**Exercise brief**
Send back all the data below, exactly as given.

**The input**
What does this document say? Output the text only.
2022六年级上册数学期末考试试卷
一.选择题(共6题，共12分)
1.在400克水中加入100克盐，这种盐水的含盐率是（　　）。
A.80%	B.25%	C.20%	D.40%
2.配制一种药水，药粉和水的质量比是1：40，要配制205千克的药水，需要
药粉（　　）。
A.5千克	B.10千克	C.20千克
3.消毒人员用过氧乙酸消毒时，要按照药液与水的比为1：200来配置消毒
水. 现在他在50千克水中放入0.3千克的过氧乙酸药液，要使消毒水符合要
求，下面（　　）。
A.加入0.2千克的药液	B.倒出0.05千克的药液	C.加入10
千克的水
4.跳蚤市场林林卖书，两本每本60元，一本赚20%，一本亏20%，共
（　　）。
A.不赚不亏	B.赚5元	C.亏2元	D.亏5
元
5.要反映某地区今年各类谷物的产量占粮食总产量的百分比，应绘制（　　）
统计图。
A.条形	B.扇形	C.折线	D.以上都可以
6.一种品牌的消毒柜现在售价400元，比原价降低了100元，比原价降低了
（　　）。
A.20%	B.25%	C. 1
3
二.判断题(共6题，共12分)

**The reply**
What does this document say? Output the text only.
2022六年级上册数学期末考试试卷
一.选择题(共6题，共12分)
1.在400克水中加入100克盐，这种盐水的含盐率是（　　）。
A.80%	B.25%	C.20%	D.40%
2.配制一种药水，药粉和水的质量比是1：40，要配制205千克的药水，需要
药粉（　　）。
A.5千克	B.10千克	C.20千克
3.消毒人员用过氧乙酸消毒时，要按照药液与水的比为1：200来配置消毒
水. 现在他在50千克水中放入0.3千克的过氧乙酸药液，要使消毒水符合要
求，下面（　　）。
A.加入0.2千克的药液	B.倒出0.05千克的药液	C.加入10
千克的水
4.跳蚤市场林林卖书，两本每本60元，一本赚20%，一本亏20%，共
（　　）。
A.不赚不亏	B.赚5元	C.亏2元	D.亏5
元
5.要反映某地区今年各类谷物的产量占粮食总产量的百分比，应绘制（　　）
统计图。
A.条形	B.扇形	C.折线	D.以上都可以
6.一种品牌的消毒柜现在售价400元，比原价降低了100元，比原价降低了
（　　）。
A.20%	B.25%	C. 1
3
二.判断题(共6题，共12分)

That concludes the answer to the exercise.